-- start --

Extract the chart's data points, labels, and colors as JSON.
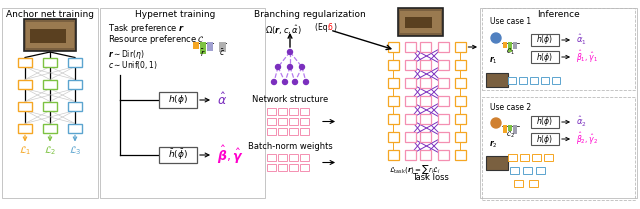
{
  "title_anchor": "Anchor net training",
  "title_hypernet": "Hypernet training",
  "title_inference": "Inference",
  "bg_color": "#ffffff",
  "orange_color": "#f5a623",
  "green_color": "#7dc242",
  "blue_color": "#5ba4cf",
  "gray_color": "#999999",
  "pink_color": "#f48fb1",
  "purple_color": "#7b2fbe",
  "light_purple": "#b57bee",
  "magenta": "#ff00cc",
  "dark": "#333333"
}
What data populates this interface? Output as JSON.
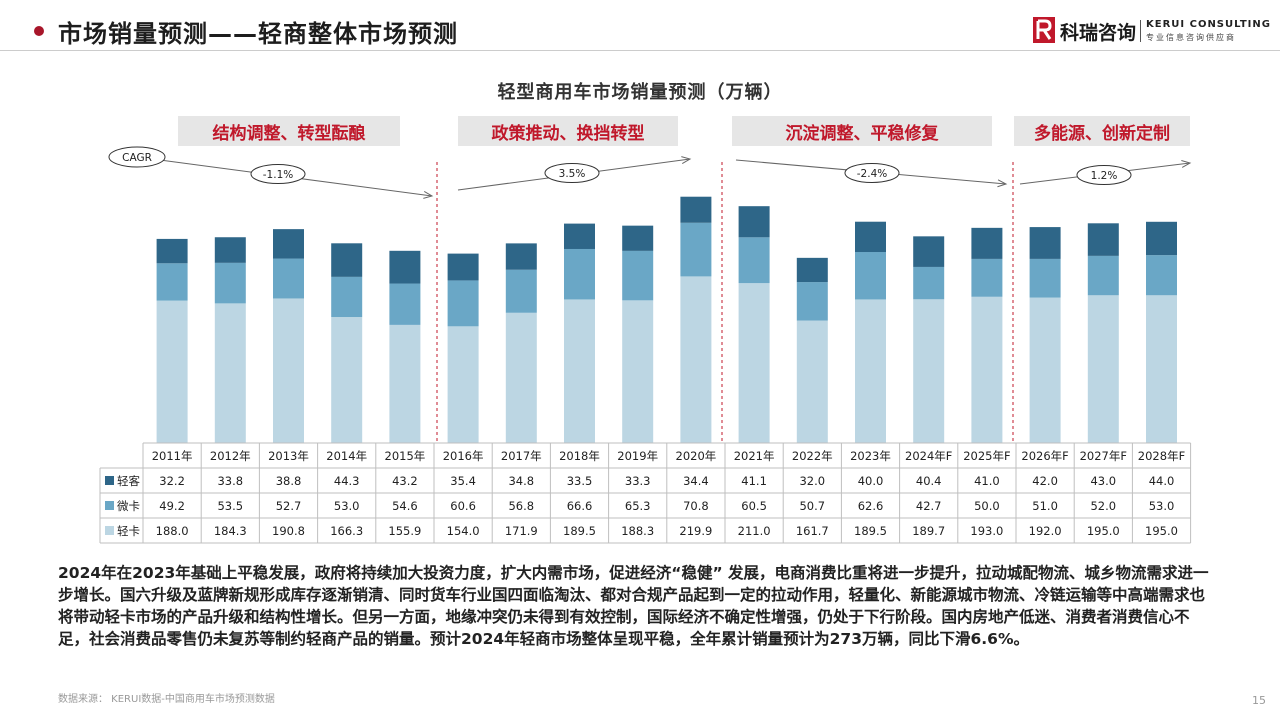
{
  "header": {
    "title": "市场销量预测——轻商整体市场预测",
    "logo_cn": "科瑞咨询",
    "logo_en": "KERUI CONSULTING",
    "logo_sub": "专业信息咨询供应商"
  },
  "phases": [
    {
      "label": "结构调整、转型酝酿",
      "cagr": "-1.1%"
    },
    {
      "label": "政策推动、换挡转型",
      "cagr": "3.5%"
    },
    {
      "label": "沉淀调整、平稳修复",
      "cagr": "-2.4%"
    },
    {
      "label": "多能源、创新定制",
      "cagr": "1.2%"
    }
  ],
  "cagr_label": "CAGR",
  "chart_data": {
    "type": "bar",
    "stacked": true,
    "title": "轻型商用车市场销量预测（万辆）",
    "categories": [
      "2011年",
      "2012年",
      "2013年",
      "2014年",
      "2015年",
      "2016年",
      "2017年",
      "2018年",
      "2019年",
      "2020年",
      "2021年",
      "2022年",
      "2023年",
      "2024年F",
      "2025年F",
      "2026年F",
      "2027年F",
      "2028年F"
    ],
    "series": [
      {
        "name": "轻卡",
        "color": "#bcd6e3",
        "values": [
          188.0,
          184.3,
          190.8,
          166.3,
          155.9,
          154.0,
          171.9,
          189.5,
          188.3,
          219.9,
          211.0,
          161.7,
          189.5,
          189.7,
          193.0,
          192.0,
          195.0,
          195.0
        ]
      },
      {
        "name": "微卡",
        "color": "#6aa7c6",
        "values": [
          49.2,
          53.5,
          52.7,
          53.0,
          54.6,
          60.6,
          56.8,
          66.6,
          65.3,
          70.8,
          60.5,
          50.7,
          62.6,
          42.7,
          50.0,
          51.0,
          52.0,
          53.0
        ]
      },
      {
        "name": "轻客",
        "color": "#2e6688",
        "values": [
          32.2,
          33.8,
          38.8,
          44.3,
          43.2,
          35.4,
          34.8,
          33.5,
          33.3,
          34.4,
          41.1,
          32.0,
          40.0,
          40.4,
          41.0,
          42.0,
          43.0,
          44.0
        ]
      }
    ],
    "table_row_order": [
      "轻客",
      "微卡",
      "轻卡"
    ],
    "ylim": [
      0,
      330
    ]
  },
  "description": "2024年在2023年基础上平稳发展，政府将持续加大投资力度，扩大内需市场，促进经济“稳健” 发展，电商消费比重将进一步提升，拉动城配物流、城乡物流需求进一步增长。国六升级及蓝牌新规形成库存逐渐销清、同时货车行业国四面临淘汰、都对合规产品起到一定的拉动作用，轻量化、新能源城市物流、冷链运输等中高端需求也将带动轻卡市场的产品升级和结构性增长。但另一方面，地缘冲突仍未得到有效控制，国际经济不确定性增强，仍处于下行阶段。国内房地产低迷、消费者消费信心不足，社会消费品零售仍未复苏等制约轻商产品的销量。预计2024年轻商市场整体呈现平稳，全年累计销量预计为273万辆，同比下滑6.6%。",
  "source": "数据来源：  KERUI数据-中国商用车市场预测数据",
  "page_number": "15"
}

-- end --

### Your objective
Lines that include the word "training" are to be extracted from the data above.

### Answer to this problem
  "title_anchor": "Anchor net training",
  "title_hypernet": "Hypernet training",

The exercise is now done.